● REQUIREMENTS
Copy the material from its first line through the line that contains "grid-cell[interactable]: E [652, 1059, 731, 1138]", including both ends and leaving every line unchanged.

Stored items:
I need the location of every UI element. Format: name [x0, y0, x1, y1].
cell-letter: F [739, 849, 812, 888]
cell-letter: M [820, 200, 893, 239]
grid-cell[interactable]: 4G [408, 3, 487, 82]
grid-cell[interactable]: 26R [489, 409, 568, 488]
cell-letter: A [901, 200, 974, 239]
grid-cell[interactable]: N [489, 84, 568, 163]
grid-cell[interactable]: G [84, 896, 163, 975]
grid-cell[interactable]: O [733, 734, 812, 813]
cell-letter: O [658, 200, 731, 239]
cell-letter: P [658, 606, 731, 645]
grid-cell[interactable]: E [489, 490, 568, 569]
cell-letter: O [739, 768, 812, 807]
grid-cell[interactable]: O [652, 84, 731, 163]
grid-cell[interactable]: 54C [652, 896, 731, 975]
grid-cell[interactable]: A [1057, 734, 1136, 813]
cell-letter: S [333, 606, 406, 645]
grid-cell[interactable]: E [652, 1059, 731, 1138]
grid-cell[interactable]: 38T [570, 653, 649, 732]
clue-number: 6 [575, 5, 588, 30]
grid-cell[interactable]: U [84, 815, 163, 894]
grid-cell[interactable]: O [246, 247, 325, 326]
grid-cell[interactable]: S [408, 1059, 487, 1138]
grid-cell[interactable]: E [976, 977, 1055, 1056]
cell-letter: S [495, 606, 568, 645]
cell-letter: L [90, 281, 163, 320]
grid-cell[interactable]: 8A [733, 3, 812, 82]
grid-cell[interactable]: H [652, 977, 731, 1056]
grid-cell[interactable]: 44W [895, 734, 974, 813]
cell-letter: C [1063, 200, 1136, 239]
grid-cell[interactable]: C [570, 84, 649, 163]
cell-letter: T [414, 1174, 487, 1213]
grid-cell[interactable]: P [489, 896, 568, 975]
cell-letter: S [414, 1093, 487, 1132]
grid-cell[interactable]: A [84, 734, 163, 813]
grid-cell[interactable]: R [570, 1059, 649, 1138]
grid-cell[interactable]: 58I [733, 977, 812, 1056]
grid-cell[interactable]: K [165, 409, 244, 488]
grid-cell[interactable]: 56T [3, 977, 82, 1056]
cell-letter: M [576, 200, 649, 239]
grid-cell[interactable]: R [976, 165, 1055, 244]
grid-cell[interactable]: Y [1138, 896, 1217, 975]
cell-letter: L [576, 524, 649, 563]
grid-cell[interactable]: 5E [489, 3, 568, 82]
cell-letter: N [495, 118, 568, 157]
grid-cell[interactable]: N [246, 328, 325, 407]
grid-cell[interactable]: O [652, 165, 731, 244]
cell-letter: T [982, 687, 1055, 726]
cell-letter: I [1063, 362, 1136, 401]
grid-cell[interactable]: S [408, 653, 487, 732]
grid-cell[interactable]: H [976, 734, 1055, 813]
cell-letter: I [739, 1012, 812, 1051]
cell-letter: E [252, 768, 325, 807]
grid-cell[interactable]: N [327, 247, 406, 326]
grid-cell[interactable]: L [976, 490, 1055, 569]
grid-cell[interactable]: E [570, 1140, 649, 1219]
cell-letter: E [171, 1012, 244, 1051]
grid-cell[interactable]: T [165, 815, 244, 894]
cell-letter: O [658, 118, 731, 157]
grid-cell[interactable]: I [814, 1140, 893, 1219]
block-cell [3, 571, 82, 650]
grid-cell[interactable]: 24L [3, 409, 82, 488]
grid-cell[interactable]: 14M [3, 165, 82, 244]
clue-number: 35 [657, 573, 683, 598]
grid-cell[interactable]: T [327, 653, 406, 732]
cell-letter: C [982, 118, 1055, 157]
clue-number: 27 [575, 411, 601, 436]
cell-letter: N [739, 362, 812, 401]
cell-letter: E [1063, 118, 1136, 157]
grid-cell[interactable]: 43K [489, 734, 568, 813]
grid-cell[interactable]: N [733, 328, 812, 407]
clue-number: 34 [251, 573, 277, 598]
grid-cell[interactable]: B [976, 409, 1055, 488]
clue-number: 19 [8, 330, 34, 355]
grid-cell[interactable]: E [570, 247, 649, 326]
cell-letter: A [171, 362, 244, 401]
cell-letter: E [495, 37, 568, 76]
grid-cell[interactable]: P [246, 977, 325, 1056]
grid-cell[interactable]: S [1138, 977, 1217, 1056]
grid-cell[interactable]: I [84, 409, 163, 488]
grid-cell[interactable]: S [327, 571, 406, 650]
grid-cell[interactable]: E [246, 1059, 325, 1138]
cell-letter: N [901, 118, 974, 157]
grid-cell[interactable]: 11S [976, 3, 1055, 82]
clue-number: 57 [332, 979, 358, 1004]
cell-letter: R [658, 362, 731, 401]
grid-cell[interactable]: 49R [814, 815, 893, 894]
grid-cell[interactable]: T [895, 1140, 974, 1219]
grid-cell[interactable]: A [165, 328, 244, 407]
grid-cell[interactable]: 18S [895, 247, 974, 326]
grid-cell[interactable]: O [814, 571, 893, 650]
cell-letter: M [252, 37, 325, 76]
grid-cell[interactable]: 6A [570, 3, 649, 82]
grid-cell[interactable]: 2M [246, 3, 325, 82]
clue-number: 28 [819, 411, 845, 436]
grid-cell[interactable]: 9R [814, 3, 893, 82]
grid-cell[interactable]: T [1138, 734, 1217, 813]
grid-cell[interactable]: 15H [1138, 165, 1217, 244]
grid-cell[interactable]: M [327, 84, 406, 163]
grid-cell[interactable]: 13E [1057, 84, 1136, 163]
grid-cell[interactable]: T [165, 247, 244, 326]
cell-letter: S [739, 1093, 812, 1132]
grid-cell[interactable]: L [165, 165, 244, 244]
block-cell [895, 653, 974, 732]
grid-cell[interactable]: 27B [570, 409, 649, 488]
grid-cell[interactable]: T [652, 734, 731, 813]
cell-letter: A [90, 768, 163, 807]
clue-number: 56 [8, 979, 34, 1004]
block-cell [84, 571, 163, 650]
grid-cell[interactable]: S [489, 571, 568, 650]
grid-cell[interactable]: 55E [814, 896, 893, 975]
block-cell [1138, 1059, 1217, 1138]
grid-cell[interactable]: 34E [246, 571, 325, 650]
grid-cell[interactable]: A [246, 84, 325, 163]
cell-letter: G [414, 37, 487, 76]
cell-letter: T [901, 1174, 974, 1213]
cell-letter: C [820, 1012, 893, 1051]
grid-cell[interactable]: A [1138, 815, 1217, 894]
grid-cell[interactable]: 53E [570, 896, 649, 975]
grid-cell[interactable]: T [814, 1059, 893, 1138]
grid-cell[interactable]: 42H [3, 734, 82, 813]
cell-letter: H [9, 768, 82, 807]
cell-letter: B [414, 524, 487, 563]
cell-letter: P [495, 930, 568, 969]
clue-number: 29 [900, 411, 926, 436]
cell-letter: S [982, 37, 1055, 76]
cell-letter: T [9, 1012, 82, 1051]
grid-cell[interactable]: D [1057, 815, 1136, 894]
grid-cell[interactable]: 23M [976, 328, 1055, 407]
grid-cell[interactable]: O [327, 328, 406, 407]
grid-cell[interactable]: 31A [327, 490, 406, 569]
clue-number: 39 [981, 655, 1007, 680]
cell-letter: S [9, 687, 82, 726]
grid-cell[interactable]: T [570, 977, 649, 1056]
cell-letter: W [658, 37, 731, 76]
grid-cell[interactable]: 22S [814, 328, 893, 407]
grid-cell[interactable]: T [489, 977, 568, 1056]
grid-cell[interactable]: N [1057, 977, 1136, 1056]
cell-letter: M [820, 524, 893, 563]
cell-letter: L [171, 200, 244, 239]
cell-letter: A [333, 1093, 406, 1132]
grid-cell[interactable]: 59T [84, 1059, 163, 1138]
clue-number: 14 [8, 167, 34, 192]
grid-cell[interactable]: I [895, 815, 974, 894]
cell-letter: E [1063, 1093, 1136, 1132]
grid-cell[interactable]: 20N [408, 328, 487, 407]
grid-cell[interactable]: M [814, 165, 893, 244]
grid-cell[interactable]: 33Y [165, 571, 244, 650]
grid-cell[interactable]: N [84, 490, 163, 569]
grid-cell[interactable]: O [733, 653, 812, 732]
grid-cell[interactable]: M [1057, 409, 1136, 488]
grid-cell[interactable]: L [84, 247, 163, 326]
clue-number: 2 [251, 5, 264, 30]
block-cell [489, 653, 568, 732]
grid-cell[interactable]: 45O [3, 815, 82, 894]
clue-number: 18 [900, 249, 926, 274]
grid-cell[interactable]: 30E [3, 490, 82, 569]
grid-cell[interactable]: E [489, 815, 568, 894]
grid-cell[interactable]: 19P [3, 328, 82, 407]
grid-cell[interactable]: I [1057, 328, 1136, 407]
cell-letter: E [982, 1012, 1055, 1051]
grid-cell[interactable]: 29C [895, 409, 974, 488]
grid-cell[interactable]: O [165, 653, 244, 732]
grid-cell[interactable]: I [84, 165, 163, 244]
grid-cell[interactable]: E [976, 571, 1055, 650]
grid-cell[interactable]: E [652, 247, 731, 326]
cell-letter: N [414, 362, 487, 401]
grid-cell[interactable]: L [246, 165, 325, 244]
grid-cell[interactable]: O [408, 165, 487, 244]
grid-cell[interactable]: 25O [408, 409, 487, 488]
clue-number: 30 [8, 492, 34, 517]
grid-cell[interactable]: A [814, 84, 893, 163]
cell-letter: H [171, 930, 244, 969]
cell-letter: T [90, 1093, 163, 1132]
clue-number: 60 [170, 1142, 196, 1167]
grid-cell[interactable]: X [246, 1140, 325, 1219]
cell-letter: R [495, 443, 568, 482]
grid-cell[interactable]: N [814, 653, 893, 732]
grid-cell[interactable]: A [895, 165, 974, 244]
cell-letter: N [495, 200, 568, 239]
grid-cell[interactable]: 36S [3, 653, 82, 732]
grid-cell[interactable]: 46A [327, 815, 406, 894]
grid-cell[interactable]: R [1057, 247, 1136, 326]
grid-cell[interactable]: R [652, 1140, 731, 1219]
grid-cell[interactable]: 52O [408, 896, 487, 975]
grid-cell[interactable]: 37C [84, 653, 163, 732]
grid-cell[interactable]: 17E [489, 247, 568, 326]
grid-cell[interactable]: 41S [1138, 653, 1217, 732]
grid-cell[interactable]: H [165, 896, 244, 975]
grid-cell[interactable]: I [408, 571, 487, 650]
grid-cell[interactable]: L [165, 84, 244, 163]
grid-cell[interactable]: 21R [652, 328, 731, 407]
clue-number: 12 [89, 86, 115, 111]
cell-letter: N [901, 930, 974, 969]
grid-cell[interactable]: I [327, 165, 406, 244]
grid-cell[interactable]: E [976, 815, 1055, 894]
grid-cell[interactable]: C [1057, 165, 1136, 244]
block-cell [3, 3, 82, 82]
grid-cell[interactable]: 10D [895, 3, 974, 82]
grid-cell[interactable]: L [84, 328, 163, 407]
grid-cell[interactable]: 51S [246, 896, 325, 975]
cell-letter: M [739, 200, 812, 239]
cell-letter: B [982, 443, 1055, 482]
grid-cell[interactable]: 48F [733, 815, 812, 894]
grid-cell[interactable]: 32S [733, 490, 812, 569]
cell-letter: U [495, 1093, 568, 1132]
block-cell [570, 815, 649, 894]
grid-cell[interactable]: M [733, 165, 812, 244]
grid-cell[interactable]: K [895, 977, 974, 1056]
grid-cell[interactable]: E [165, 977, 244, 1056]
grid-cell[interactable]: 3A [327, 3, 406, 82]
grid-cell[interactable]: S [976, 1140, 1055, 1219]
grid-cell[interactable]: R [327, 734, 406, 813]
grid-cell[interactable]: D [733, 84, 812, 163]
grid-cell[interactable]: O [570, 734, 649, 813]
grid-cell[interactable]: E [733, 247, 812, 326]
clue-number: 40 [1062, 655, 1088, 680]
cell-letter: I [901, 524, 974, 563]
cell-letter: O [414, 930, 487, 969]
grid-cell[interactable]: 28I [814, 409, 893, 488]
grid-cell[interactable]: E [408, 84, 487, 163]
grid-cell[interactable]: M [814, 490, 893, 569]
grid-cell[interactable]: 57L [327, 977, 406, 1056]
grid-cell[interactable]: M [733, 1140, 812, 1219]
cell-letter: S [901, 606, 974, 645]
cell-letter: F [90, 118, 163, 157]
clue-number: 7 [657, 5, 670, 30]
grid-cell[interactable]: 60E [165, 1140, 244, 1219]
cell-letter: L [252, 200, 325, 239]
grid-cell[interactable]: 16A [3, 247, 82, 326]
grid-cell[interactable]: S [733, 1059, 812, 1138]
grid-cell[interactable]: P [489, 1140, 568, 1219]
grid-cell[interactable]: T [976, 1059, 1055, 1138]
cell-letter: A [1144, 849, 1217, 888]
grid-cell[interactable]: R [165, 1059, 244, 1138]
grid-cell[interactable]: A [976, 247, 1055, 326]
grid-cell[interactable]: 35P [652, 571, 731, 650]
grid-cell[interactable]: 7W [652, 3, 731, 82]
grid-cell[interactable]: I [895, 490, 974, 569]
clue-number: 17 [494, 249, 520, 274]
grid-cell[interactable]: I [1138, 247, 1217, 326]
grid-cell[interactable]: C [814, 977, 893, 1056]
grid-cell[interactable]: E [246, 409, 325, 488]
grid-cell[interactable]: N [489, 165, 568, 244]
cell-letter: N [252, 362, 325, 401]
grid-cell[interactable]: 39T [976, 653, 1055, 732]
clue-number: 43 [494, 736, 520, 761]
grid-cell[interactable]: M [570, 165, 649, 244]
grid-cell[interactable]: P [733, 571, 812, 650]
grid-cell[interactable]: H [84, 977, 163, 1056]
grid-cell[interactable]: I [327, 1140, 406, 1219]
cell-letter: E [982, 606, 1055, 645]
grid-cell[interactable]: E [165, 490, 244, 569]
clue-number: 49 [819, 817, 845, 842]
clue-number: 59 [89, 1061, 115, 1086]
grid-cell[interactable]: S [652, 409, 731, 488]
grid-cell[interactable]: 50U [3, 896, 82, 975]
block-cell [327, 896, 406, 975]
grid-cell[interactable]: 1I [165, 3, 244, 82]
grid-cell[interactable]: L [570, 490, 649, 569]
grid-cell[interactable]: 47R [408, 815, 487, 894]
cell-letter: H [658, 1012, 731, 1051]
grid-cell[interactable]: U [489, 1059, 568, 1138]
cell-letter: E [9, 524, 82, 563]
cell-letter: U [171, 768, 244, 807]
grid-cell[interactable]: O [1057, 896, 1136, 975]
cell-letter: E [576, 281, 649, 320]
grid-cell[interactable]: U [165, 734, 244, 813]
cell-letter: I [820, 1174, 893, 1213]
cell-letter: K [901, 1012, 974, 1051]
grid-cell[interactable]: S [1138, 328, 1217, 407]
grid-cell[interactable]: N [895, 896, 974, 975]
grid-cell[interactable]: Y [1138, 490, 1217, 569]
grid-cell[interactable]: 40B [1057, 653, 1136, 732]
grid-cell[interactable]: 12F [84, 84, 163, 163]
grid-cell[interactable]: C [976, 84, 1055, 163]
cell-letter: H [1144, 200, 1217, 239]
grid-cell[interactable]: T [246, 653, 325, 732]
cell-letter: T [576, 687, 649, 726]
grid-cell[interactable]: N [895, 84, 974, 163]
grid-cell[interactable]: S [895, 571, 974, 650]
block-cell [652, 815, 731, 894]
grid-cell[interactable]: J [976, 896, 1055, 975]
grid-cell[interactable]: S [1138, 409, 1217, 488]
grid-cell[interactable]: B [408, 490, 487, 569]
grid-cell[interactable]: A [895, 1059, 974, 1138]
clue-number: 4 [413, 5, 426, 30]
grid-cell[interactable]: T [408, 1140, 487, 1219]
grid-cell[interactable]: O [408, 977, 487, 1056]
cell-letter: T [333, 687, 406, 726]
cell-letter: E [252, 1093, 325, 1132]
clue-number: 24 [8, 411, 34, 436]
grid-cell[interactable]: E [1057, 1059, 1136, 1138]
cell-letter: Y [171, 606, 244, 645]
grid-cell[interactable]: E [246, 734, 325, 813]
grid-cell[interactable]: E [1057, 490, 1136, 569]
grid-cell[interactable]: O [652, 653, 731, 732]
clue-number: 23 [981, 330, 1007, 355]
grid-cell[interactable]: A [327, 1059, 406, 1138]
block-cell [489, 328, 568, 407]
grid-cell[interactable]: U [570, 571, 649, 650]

● EXPECTED ANSWER
I need the location of every UI element. Format: name [x0, y0, x1, y1].
cell-letter: F [739, 849, 812, 888]
cell-letter: M [820, 200, 893, 239]
grid-cell[interactable]: 4G [408, 3, 487, 82]
grid-cell[interactable]: 26R [489, 409, 568, 488]
cell-letter: A [901, 200, 974, 239]
grid-cell[interactable]: N [489, 84, 568, 163]
grid-cell[interactable]: G [84, 896, 163, 975]
grid-cell[interactable]: O [733, 734, 812, 813]
cell-letter: O [658, 200, 731, 239]
cell-letter: P [658, 606, 731, 645]
grid-cell[interactable]: E [489, 490, 568, 569]
cell-letter: O [739, 768, 812, 807]
grid-cell[interactable]: O [652, 84, 731, 163]
grid-cell[interactable]: 54C [652, 896, 731, 975]
grid-cell[interactable]: A [1057, 734, 1136, 813]
cell-letter: S [333, 606, 406, 645]
grid-cell[interactable]: E [652, 1059, 731, 1138]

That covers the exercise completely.